- _REQUIREMENT_:
Copy the records below word for word, from the line with "svg-text:Q3 2017: Q3 2017 bbox=[206, 907, 250, 919]" up to and including the line with "svg-text:Q4 2017: Q4 2017 bbox=[263, 571, 307, 583]".

-- start of AVAILABLE RECORDS --

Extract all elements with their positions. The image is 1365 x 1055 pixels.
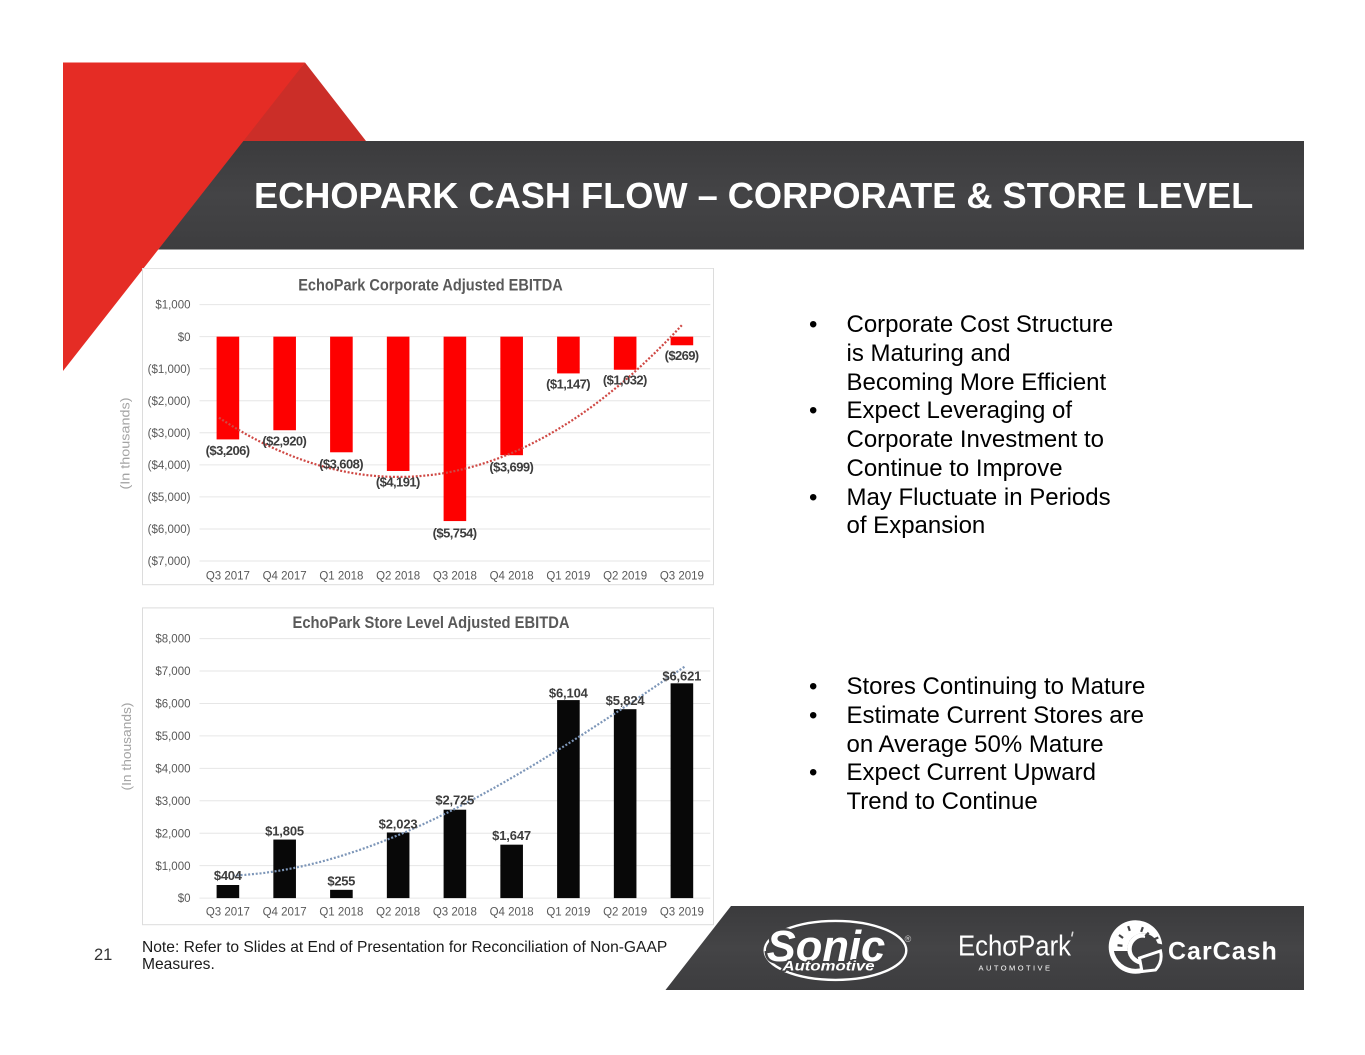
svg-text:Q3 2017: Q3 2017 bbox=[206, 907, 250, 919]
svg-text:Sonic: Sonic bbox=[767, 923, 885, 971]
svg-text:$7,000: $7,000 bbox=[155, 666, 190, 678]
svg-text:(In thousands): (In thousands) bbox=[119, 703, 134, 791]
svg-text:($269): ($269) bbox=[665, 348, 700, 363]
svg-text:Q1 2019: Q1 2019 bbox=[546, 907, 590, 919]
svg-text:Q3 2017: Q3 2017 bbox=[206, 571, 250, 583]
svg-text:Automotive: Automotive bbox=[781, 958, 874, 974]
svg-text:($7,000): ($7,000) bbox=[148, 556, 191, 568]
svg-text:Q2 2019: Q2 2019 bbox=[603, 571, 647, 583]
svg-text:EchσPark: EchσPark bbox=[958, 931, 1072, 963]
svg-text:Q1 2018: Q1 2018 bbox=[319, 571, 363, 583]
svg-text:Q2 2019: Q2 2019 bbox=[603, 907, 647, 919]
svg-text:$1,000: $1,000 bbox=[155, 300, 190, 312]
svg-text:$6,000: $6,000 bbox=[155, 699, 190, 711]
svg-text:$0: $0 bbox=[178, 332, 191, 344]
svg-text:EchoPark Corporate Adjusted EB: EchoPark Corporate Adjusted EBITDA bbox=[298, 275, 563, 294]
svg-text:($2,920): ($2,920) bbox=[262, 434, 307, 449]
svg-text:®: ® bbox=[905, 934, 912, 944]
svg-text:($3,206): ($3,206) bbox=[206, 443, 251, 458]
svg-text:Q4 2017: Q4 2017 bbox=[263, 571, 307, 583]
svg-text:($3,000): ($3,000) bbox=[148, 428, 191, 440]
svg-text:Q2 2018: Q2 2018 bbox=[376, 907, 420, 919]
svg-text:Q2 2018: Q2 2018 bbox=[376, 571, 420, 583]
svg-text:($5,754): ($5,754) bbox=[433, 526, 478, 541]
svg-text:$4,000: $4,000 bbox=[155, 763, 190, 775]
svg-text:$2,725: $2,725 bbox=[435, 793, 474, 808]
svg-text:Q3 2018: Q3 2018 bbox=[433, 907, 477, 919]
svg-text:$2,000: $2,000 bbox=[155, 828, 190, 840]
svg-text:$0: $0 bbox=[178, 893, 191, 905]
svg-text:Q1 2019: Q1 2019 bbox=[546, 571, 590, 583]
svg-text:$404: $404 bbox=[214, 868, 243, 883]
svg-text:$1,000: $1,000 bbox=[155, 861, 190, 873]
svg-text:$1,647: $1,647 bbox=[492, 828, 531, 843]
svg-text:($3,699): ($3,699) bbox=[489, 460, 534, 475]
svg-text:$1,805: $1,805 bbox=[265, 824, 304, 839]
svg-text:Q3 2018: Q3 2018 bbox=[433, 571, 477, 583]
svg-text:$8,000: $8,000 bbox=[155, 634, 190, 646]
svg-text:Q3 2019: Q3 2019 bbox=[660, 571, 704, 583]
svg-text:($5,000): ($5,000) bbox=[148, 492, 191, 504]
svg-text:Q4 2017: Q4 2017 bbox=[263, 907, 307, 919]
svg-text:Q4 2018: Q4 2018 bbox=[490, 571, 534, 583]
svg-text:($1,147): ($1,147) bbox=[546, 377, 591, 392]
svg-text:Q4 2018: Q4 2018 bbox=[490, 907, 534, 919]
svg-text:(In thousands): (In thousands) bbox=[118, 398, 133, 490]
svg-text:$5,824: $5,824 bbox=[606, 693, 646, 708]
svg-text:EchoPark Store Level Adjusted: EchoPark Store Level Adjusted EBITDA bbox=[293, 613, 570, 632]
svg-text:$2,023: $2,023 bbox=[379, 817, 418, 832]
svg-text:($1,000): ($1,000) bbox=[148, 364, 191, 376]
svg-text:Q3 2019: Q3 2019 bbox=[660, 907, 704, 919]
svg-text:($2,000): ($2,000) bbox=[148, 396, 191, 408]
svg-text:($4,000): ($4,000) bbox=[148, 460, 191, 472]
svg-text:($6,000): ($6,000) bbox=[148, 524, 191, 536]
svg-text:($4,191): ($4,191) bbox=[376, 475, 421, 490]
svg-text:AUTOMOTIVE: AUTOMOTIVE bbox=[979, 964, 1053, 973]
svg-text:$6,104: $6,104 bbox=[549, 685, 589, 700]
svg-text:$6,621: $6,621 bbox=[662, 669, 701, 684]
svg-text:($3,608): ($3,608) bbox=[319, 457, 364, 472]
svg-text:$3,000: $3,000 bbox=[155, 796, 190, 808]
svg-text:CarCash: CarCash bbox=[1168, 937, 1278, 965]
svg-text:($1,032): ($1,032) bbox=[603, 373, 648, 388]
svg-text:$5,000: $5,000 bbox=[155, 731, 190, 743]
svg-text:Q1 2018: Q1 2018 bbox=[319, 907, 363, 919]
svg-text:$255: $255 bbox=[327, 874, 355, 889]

-- end of AVAILABLE RECORDS --
-- start of AVAILABLE RECORDS --

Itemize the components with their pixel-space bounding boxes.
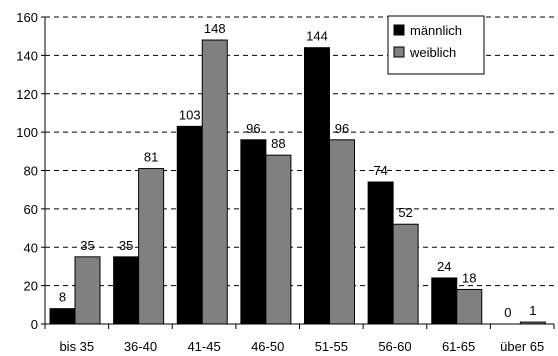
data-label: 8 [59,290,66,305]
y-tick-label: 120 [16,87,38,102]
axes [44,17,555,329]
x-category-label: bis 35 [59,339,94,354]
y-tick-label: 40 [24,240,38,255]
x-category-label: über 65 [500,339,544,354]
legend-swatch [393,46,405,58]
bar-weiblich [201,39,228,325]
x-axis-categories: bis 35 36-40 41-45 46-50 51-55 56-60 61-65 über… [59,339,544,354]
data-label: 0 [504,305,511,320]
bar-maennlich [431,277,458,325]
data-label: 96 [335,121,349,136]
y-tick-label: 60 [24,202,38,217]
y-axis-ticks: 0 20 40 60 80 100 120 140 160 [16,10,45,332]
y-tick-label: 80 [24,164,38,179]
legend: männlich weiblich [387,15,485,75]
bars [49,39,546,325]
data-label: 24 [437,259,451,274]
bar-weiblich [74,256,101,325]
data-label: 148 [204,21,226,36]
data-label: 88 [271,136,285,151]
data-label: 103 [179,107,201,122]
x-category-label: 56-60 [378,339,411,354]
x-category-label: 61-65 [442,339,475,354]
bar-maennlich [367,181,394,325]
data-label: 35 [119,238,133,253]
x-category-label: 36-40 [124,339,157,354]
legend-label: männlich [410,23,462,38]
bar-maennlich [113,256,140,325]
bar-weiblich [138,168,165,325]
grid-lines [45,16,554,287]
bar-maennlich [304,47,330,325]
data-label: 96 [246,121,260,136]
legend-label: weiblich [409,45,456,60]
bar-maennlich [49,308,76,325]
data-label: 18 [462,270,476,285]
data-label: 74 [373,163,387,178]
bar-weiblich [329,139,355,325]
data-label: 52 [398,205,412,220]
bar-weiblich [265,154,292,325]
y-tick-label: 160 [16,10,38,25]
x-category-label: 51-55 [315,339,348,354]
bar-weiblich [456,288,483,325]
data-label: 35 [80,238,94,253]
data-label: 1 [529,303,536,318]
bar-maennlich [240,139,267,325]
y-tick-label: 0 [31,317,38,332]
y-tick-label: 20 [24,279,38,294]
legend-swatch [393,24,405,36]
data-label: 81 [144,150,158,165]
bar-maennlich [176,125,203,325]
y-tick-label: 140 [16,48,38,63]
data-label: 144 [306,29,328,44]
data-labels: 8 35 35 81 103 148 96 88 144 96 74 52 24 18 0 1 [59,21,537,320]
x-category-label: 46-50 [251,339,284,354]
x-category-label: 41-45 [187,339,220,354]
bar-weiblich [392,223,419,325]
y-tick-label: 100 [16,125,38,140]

-- end of AVAILABLE RECORDS --

- _WORKED ANSWER_:
svg-text:Q3 2017: Q3 2017 bbox=[206, 907, 250, 919]
svg-text:Sonic: Sonic bbox=[767, 923, 885, 971]
svg-text:$7,000: $7,000 bbox=[155, 666, 190, 678]
svg-text:(In thousands): (In thousands) bbox=[119, 703, 134, 791]
svg-text:($269): ($269) bbox=[665, 348, 700, 363]
svg-text:Q1 2019: Q1 2019 bbox=[546, 907, 590, 919]
svg-text:Q3 2017: Q3 2017 bbox=[206, 571, 250, 583]
svg-text:Automotive: Automotive bbox=[781, 958, 874, 974]
svg-text:($7,000): ($7,000) bbox=[148, 556, 191, 568]
svg-text:Q2 2019: Q2 2019 bbox=[603, 571, 647, 583]
svg-text:EchσPark: EchσPark bbox=[958, 931, 1072, 963]
svg-text:Q1 2018: Q1 2018 bbox=[319, 571, 363, 583]
svg-text:Q2 2019: Q2 2019 bbox=[603, 907, 647, 919]
svg-text:$1,000: $1,000 bbox=[155, 300, 190, 312]
svg-text:$6,000: $6,000 bbox=[155, 699, 190, 711]
svg-text:$0: $0 bbox=[178, 332, 191, 344]
svg-text:EchoPark Corporate Adjusted EB: EchoPark Corporate Adjusted EBITDA bbox=[298, 275, 563, 294]
svg-text:($2,920): ($2,920) bbox=[262, 434, 307, 449]
svg-text:®: ® bbox=[905, 934, 912, 944]
svg-text:($3,206): ($3,206) bbox=[206, 443, 251, 458]
svg-text:Q4 2017: Q4 2017 bbox=[263, 571, 307, 583]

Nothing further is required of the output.